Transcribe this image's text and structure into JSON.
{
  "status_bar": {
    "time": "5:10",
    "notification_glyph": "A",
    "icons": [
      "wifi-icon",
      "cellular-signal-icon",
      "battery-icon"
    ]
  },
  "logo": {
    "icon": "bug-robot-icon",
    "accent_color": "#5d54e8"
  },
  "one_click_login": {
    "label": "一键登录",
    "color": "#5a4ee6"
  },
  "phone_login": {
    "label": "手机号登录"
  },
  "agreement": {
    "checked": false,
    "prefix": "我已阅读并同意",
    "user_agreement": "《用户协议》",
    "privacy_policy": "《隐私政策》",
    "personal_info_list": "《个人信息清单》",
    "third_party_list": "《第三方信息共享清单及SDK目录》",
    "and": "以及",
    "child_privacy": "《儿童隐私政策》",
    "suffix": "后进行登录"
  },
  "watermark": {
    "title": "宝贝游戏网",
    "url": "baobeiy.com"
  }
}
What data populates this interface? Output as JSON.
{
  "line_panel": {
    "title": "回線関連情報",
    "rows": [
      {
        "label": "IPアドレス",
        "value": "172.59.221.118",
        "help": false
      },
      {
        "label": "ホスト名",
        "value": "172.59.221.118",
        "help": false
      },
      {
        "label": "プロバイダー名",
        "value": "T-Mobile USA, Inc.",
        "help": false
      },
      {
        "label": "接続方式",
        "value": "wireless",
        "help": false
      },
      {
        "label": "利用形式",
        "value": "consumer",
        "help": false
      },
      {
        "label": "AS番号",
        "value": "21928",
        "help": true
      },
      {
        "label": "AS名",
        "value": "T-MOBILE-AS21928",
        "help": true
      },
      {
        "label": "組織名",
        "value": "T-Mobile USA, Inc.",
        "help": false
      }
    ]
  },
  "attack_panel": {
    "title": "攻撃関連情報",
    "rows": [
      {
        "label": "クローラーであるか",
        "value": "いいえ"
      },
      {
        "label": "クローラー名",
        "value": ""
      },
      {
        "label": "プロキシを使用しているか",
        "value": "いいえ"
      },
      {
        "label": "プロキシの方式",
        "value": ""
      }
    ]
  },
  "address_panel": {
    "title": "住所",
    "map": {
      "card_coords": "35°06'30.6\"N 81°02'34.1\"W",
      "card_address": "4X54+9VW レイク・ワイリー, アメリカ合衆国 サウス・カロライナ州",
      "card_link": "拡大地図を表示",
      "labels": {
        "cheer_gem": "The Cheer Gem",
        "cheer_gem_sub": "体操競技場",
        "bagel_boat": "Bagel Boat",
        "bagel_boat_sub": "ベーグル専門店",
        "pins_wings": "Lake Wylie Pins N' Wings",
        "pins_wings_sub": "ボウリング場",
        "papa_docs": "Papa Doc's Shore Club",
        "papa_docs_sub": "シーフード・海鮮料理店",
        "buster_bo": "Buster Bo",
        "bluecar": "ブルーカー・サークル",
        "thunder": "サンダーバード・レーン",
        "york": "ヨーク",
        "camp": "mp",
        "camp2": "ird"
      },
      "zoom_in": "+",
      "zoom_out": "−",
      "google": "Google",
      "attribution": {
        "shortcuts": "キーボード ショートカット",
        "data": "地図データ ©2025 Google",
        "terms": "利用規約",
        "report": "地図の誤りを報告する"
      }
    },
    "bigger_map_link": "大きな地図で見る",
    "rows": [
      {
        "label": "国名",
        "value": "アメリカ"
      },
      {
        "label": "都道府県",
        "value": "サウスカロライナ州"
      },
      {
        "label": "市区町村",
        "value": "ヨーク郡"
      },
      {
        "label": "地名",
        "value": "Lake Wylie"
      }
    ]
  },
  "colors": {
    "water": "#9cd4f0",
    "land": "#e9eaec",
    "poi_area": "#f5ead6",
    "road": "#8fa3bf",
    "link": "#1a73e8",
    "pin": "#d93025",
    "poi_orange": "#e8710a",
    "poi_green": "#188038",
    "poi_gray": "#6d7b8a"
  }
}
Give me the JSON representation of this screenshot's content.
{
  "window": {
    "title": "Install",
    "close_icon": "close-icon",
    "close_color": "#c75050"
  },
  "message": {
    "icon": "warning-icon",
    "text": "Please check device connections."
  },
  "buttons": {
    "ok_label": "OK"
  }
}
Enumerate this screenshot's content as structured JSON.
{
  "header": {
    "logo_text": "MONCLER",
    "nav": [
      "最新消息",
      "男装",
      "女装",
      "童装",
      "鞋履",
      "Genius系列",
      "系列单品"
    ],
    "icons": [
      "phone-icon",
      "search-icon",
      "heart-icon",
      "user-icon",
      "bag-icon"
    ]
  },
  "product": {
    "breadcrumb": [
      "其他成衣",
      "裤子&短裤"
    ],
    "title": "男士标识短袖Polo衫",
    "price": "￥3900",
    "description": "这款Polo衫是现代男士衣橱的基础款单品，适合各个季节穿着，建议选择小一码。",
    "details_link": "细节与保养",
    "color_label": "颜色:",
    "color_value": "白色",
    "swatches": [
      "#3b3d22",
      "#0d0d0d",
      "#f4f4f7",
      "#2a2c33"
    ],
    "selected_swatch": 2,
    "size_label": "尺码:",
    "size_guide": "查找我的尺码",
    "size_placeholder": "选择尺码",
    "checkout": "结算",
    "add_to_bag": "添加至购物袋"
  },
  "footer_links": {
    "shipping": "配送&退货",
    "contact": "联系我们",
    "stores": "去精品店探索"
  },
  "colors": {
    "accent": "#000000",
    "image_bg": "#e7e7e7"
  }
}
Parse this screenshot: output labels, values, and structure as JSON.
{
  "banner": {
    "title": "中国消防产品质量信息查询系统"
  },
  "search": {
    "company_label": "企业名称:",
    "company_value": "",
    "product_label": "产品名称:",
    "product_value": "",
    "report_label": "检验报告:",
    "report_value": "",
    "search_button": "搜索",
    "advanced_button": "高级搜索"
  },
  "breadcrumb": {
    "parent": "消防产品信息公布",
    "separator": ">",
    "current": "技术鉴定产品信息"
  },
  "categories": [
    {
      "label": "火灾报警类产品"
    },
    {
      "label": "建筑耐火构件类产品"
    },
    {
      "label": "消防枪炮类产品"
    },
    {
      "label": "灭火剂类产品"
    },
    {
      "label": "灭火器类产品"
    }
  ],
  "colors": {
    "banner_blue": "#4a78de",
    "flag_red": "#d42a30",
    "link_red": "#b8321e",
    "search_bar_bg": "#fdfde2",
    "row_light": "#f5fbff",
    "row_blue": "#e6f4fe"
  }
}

--

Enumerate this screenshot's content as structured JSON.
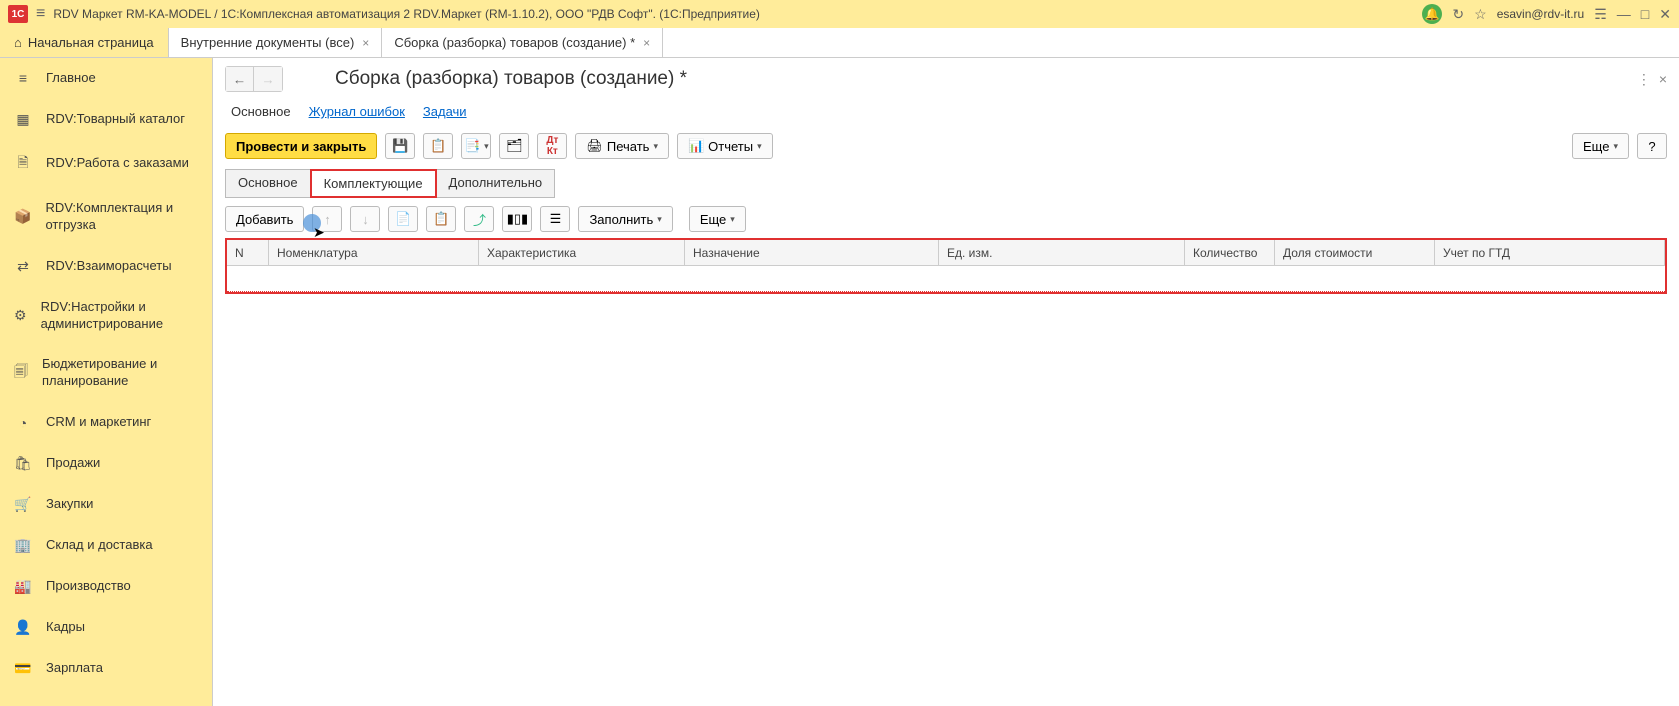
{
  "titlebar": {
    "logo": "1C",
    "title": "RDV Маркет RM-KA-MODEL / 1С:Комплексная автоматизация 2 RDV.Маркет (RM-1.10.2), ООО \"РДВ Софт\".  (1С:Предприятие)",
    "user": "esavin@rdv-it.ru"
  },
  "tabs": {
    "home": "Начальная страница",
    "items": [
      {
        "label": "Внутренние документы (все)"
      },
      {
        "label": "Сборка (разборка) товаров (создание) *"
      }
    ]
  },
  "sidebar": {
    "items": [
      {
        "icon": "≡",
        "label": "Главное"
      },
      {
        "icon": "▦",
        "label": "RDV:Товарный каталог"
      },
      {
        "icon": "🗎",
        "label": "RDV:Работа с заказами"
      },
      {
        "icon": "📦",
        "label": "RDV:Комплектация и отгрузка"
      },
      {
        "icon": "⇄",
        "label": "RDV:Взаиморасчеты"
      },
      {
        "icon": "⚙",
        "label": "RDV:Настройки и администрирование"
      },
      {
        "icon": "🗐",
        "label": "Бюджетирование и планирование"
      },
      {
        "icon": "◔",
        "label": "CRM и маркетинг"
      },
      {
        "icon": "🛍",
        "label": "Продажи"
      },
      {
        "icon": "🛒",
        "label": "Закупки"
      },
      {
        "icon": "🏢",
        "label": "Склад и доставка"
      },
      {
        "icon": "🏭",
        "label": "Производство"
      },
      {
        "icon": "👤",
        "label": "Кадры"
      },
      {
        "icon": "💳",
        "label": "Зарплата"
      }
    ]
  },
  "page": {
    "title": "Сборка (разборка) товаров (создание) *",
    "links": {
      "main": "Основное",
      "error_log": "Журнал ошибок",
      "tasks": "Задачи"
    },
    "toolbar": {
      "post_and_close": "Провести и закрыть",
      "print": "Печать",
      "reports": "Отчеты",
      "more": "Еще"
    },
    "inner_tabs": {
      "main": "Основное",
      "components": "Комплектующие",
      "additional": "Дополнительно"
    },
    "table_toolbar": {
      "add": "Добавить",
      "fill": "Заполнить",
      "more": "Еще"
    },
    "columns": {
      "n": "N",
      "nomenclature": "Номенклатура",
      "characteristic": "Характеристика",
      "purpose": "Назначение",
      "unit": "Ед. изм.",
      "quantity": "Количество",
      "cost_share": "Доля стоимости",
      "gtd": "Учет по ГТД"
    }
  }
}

==

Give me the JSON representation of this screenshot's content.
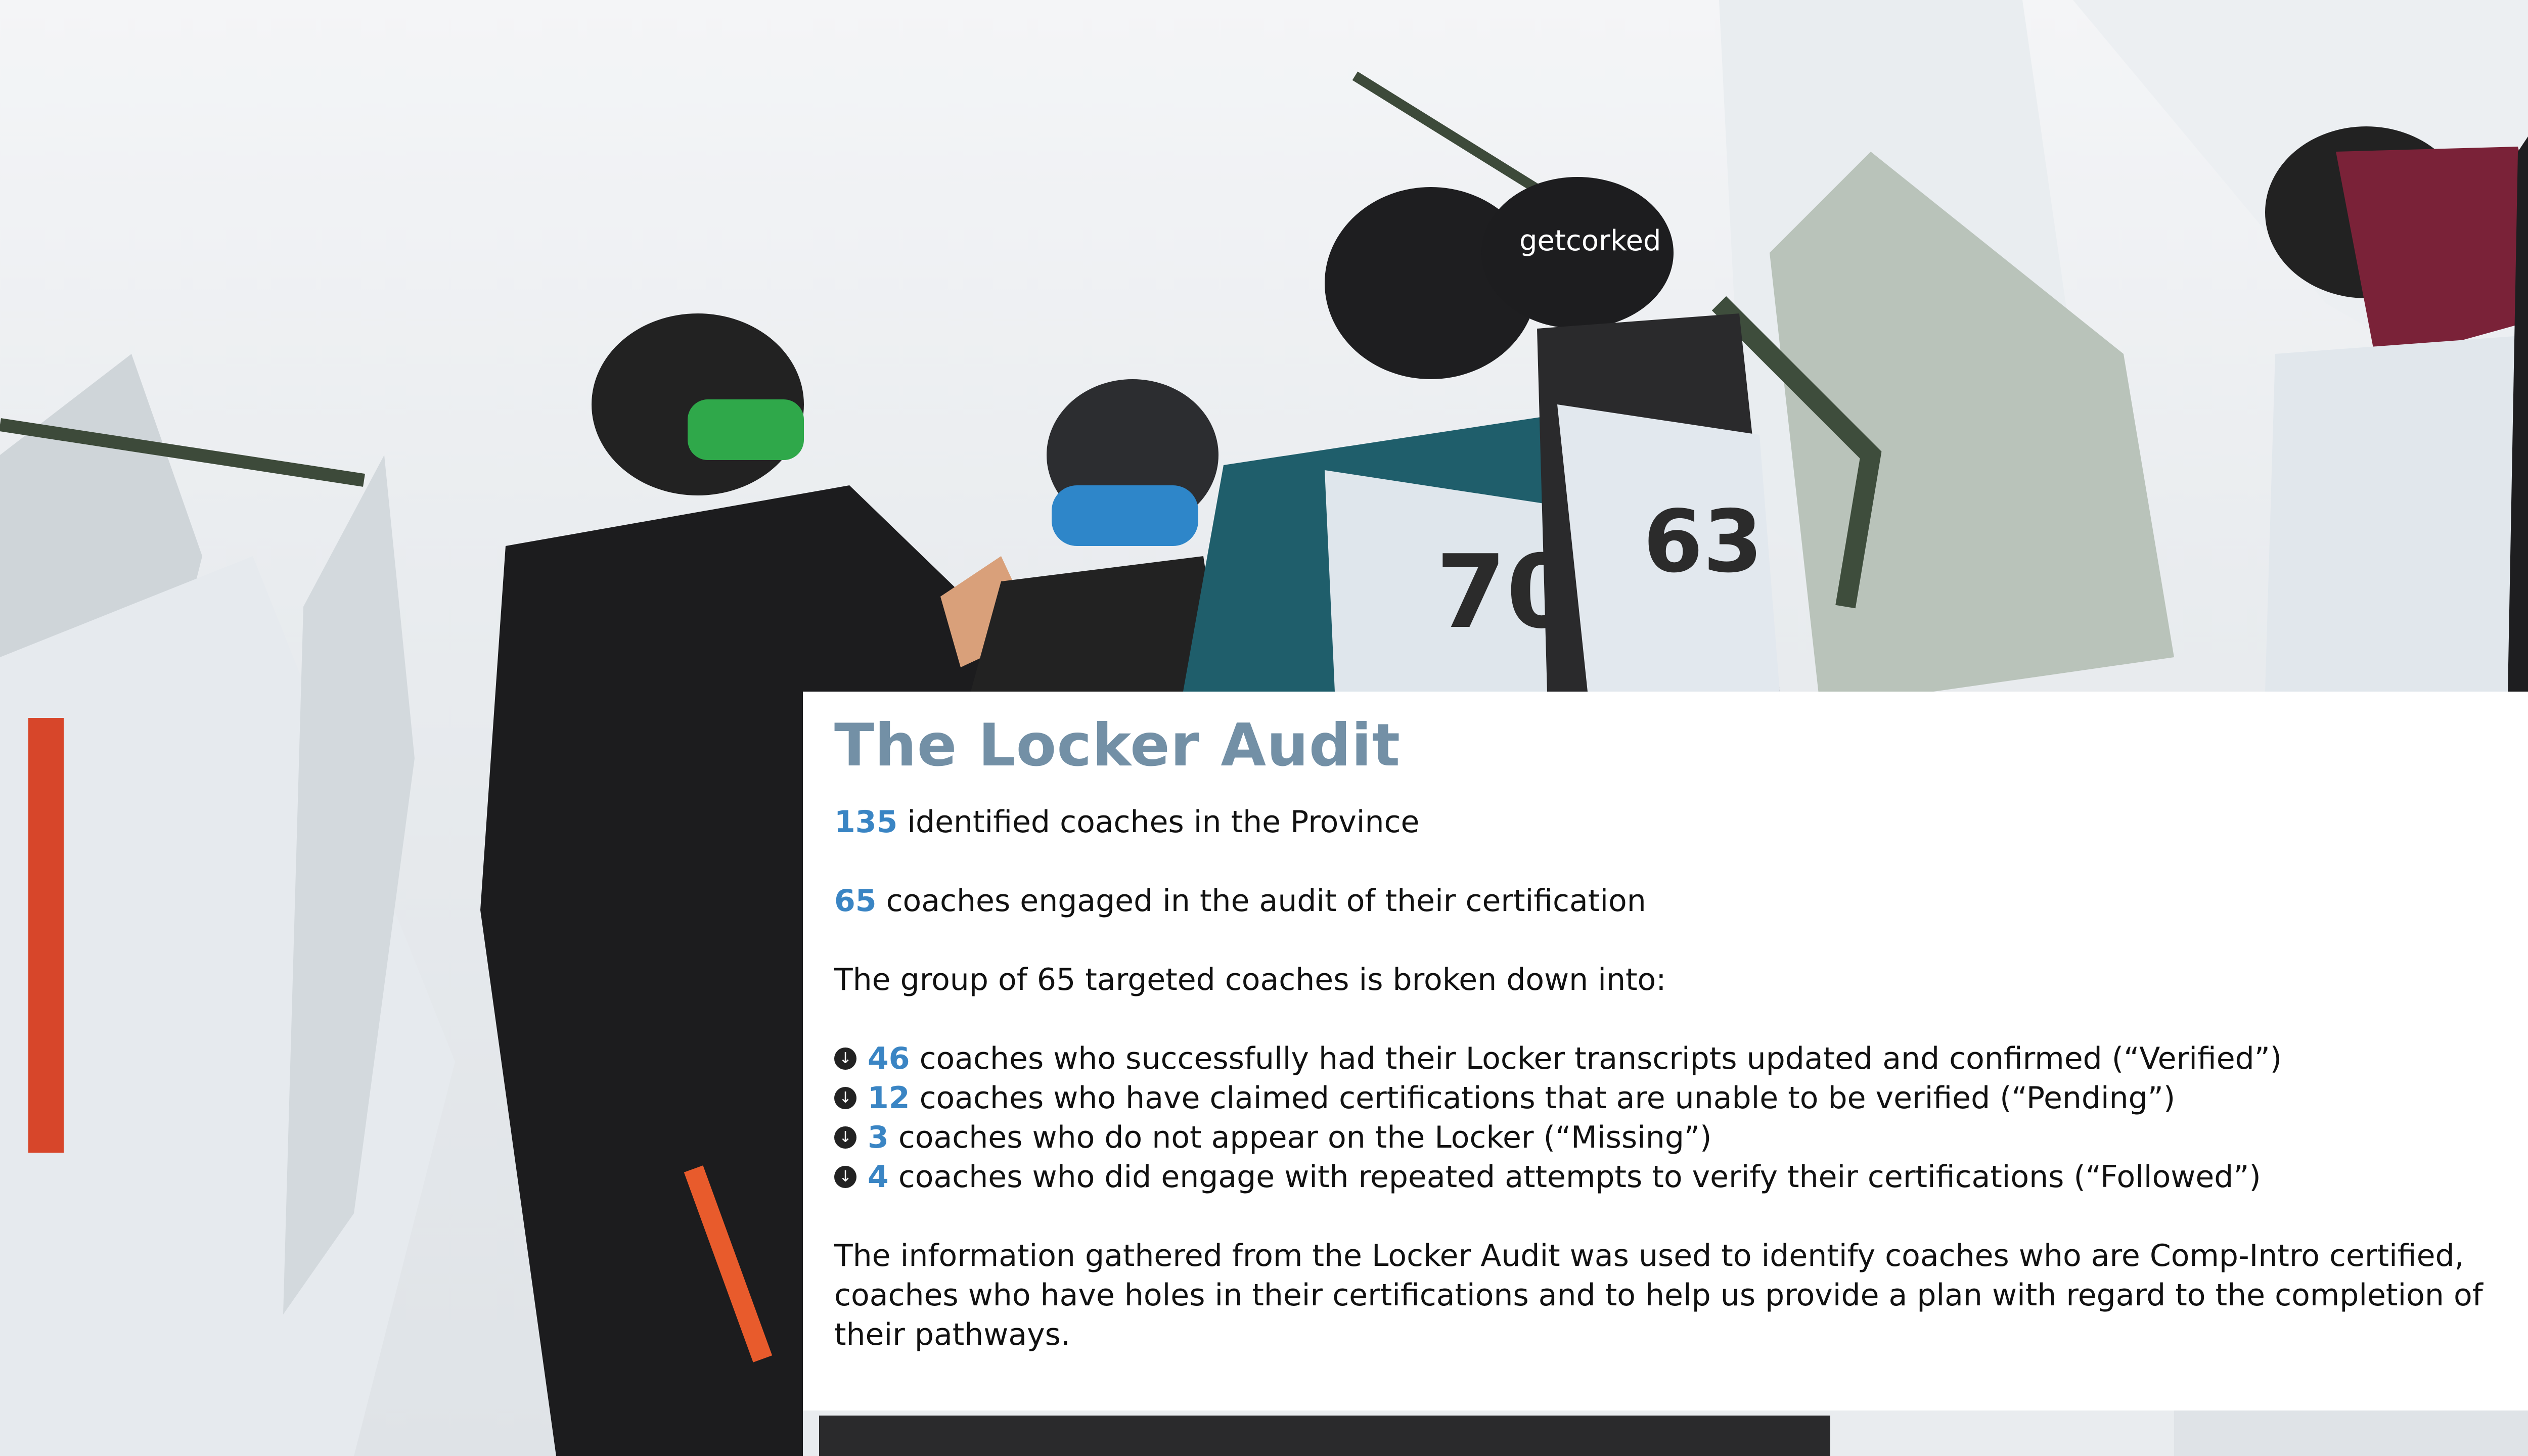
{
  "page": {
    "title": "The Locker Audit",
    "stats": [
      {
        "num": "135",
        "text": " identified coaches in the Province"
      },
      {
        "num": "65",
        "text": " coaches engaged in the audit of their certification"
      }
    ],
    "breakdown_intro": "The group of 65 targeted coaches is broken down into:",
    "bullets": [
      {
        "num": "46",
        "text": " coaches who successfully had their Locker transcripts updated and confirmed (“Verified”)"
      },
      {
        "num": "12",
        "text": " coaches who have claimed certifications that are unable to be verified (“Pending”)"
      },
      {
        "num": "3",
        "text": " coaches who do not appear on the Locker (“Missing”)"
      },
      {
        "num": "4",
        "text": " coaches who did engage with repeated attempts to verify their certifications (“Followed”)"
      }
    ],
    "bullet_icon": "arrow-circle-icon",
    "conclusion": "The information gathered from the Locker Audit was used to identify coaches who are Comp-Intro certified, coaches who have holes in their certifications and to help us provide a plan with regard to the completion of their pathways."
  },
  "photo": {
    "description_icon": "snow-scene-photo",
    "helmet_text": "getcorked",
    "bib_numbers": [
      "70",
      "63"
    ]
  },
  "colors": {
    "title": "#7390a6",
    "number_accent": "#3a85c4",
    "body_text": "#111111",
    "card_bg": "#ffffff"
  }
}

## Set task
Each line that holds the word "разборка" should be extracted from the records.

## Exercise output
        "label": "Сборка (разборка) товаров (создание) *"
    "title": "Сборка (разборка) товаров (создание) *",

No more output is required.